Dataset excerpt:
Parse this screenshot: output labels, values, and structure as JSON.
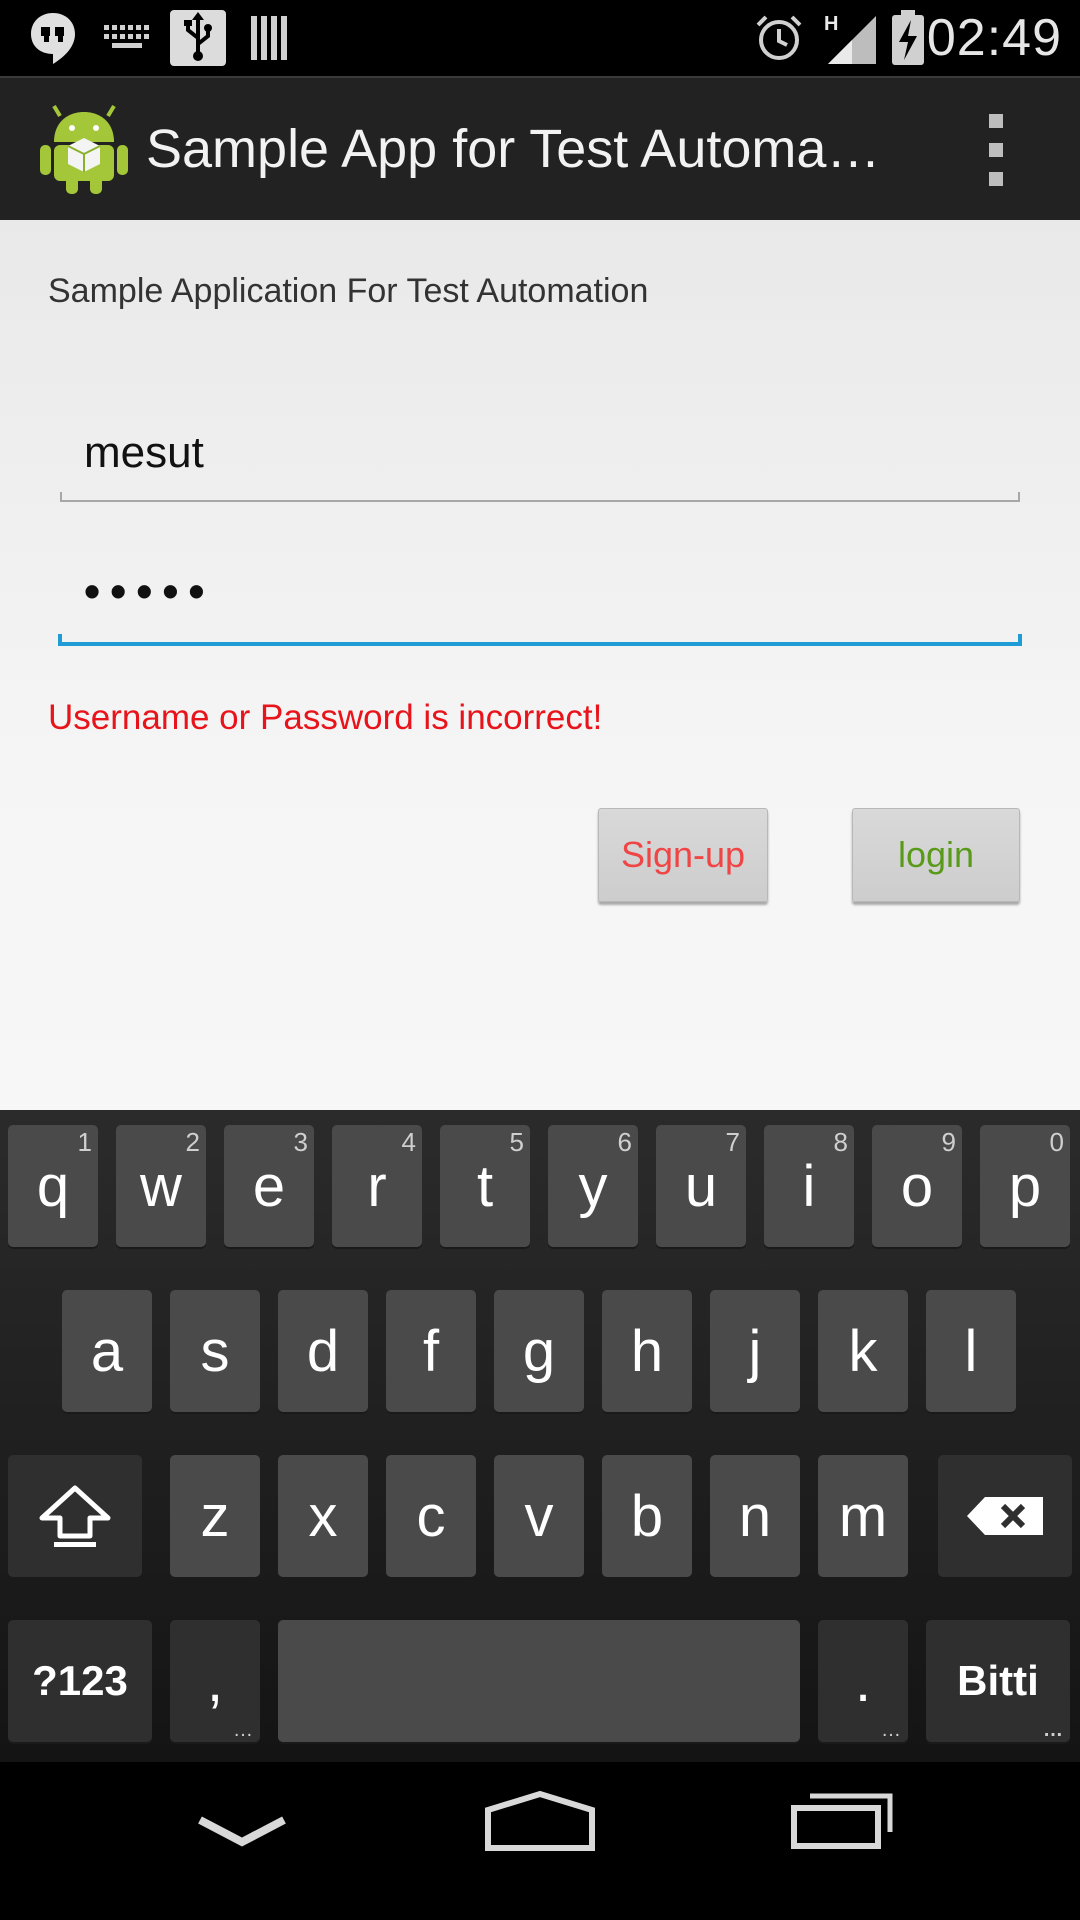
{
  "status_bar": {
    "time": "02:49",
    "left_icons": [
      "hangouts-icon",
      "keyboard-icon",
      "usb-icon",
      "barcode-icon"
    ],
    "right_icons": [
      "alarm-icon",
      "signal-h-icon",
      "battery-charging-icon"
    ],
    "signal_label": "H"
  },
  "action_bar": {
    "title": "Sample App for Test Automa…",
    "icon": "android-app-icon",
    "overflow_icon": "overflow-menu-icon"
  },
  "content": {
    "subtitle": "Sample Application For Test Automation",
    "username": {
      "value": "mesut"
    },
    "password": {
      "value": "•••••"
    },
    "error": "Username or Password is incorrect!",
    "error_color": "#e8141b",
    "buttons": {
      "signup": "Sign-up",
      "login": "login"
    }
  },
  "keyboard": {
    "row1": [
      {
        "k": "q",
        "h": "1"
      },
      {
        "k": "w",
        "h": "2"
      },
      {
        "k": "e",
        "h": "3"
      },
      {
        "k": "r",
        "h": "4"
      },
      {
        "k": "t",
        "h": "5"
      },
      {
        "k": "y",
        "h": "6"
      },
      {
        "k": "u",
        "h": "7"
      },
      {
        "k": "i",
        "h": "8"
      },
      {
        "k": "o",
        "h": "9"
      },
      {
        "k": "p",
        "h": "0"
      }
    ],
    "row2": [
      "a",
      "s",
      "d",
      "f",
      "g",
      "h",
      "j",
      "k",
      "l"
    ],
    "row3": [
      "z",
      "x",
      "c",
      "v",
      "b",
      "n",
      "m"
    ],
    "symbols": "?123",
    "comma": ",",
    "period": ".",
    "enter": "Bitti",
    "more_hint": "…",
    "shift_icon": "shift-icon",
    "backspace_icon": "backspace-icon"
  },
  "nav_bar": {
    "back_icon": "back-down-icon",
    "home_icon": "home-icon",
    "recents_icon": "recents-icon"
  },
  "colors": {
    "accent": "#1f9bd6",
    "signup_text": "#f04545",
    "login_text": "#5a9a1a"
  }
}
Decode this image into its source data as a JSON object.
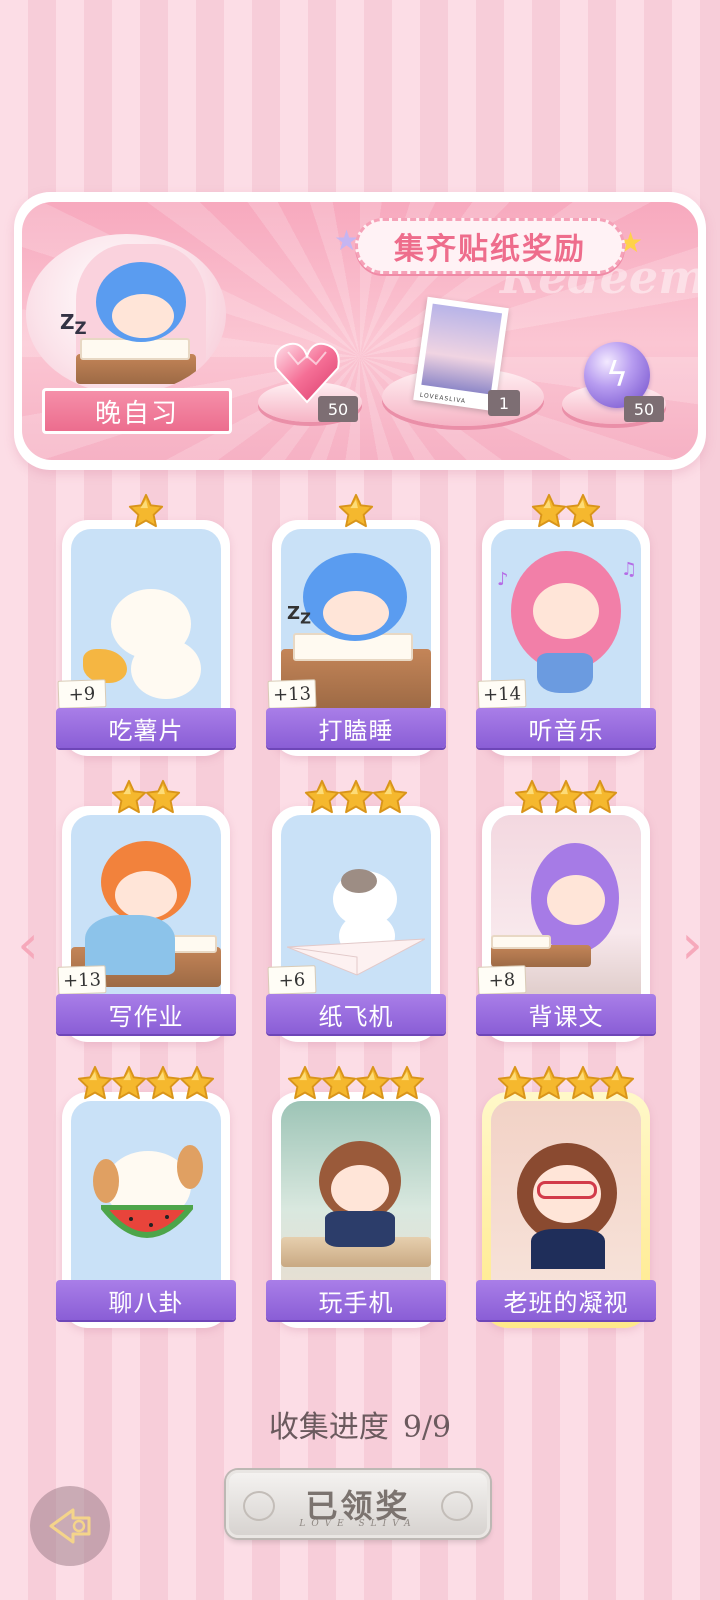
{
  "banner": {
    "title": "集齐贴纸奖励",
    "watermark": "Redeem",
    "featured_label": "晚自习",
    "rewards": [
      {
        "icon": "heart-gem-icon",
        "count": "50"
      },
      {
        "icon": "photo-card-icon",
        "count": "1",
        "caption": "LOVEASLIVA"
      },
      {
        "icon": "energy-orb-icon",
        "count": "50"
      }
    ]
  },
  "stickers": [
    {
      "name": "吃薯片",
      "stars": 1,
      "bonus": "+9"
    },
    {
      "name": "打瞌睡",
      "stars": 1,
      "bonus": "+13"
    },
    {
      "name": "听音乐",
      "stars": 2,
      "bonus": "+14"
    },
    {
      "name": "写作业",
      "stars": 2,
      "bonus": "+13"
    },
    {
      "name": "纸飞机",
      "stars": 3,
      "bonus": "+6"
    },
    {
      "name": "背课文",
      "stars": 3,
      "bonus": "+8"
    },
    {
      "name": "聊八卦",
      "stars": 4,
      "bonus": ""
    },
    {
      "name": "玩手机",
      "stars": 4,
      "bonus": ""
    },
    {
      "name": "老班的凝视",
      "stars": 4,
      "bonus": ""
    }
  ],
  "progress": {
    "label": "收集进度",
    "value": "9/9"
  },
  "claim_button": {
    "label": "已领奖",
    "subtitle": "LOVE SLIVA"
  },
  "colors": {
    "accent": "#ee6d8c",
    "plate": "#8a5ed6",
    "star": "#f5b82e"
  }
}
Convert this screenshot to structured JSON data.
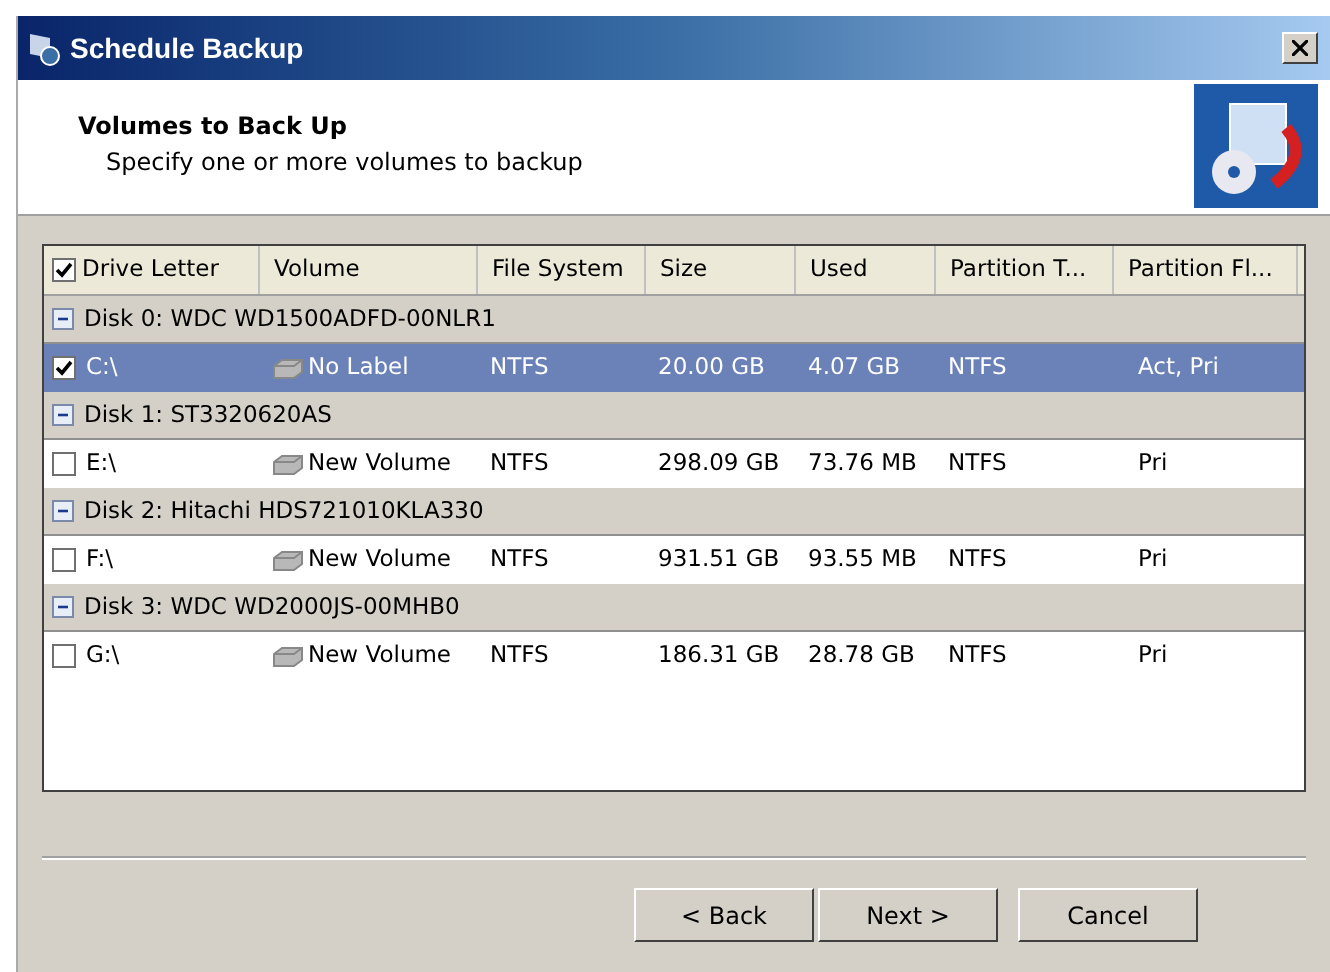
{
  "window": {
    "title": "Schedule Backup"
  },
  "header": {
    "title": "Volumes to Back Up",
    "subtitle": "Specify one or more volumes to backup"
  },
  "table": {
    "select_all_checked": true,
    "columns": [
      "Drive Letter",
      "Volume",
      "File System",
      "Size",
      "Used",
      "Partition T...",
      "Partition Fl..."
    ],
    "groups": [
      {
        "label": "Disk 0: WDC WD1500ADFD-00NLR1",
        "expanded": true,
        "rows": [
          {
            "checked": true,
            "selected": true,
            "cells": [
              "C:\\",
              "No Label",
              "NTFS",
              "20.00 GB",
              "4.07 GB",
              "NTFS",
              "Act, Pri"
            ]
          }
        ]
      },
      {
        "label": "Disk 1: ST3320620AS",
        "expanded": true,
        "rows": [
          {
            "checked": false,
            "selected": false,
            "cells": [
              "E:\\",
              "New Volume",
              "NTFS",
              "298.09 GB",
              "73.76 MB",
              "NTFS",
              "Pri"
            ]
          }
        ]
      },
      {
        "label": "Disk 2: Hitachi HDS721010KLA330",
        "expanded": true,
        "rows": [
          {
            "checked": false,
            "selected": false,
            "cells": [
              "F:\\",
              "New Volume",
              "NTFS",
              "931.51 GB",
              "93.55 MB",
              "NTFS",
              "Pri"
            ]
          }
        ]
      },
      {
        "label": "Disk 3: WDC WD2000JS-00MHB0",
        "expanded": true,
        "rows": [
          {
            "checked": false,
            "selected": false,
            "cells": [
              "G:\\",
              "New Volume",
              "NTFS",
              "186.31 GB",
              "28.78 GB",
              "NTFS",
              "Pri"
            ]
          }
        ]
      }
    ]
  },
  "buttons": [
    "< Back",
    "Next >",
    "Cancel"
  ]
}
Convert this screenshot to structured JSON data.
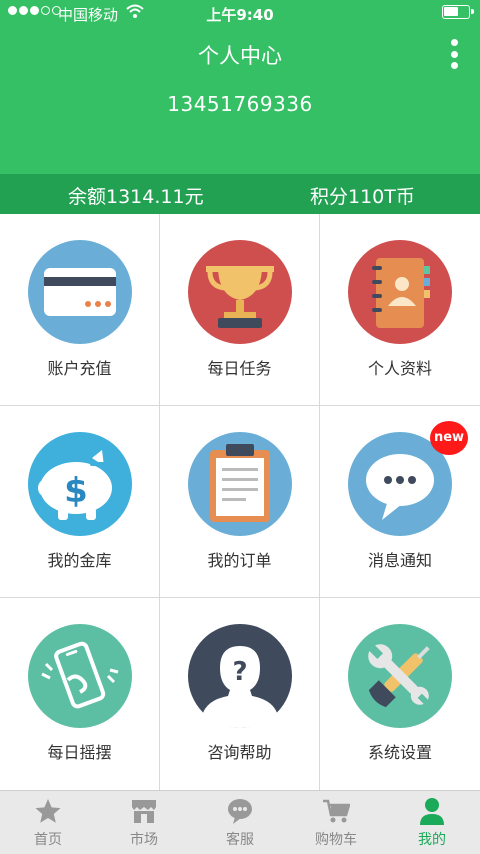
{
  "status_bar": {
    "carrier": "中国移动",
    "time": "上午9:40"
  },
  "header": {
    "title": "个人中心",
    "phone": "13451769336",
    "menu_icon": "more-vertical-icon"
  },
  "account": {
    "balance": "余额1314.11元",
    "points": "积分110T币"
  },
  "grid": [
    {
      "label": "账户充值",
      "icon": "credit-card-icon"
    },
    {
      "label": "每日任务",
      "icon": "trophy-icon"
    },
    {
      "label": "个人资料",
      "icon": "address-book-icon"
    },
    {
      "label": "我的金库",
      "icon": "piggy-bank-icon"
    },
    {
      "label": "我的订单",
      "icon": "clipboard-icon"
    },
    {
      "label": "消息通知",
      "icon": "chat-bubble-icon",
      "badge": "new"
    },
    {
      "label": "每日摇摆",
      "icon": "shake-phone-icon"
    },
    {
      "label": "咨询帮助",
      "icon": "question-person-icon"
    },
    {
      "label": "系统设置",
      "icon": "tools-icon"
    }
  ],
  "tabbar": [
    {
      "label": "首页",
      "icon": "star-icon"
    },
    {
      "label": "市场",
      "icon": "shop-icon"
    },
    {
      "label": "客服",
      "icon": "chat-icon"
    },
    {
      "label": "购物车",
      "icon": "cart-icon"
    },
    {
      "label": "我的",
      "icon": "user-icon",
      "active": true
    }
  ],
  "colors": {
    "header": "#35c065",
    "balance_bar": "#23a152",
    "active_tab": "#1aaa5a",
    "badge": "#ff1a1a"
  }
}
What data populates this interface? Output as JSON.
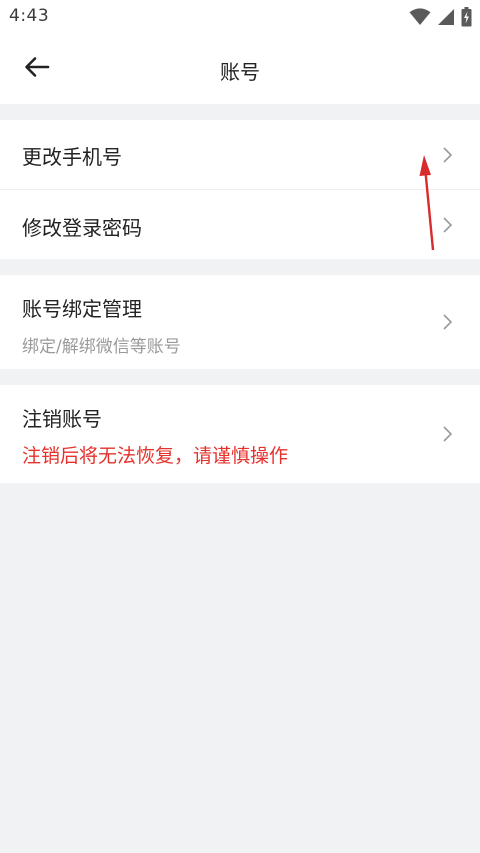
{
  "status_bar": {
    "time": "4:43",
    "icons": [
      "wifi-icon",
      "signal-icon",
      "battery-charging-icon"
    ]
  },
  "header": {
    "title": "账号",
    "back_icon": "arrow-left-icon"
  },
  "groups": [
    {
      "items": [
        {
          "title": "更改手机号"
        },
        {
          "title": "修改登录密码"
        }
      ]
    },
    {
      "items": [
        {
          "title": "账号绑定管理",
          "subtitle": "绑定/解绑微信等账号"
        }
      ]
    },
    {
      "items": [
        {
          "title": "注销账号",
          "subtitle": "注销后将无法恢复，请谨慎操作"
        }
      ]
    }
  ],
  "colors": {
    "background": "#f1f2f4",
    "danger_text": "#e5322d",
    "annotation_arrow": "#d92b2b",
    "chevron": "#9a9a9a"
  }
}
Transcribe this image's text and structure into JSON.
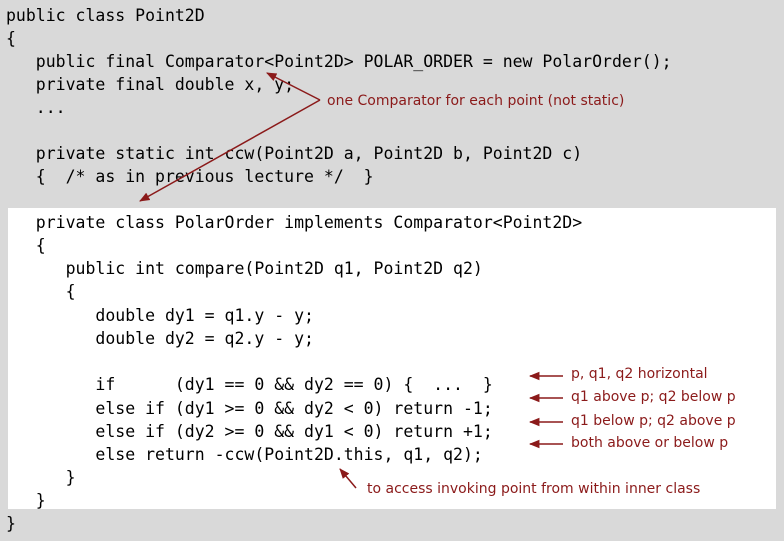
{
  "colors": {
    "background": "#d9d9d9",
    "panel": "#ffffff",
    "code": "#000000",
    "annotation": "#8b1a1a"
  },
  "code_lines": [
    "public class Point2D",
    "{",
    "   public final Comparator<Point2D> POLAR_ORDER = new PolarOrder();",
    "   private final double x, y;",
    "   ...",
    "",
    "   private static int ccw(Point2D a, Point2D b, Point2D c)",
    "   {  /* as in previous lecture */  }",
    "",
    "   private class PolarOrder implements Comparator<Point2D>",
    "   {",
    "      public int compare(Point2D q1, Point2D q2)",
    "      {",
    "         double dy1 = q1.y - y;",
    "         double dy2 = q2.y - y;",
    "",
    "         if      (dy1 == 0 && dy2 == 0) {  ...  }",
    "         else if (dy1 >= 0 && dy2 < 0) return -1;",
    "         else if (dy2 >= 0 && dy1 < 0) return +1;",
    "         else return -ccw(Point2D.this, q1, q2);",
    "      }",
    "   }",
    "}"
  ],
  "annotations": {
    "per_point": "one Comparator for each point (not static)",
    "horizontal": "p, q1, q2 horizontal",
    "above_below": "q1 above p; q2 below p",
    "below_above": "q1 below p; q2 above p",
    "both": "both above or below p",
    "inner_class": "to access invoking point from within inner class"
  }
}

» Task objective
Excluding pictures, copy exactly the lines from the line containing "Transcribe this image's" through the last line of the data, inclusive.

» Answer for this exercise
Transcribe this image's text and structure into JSON.
{
  "colors": {
    "background": "#d9d9d9",
    "panel": "#ffffff",
    "code": "#000000",
    "annotation": "#8b1a1a"
  },
  "code_lines": [
    "public class Point2D",
    "{",
    "   public final Comparator<Point2D> POLAR_ORDER = new PolarOrder();",
    "   private final double x, y;",
    "   ...",
    "",
    "   private static int ccw(Point2D a, Point2D b, Point2D c)",
    "   {  /* as in previous lecture */  }",
    "",
    "   private class PolarOrder implements Comparator<Point2D>",
    "   {",
    "      public int compare(Point2D q1, Point2D q2)",
    "      {",
    "         double dy1 = q1.y - y;",
    "         double dy2 = q2.y - y;",
    "",
    "         if      (dy1 == 0 && dy2 == 0) {  ...  }",
    "         else if (dy1 >= 0 && dy2 < 0) return -1;",
    "         else if (dy2 >= 0 && dy1 < 0) return +1;",
    "         else return -ccw(Point2D.this, q1, q2);",
    "      }",
    "   }",
    "}"
  ],
  "annotations": {
    "per_point": "one Comparator for each point (not static)",
    "horizontal": "p, q1, q2 horizontal",
    "above_below": "q1 above p; q2 below p",
    "below_above": "q1 below p; q2 above p",
    "both": "both above or below p",
    "inner_class": "to access invoking point from within inner class"
  }
}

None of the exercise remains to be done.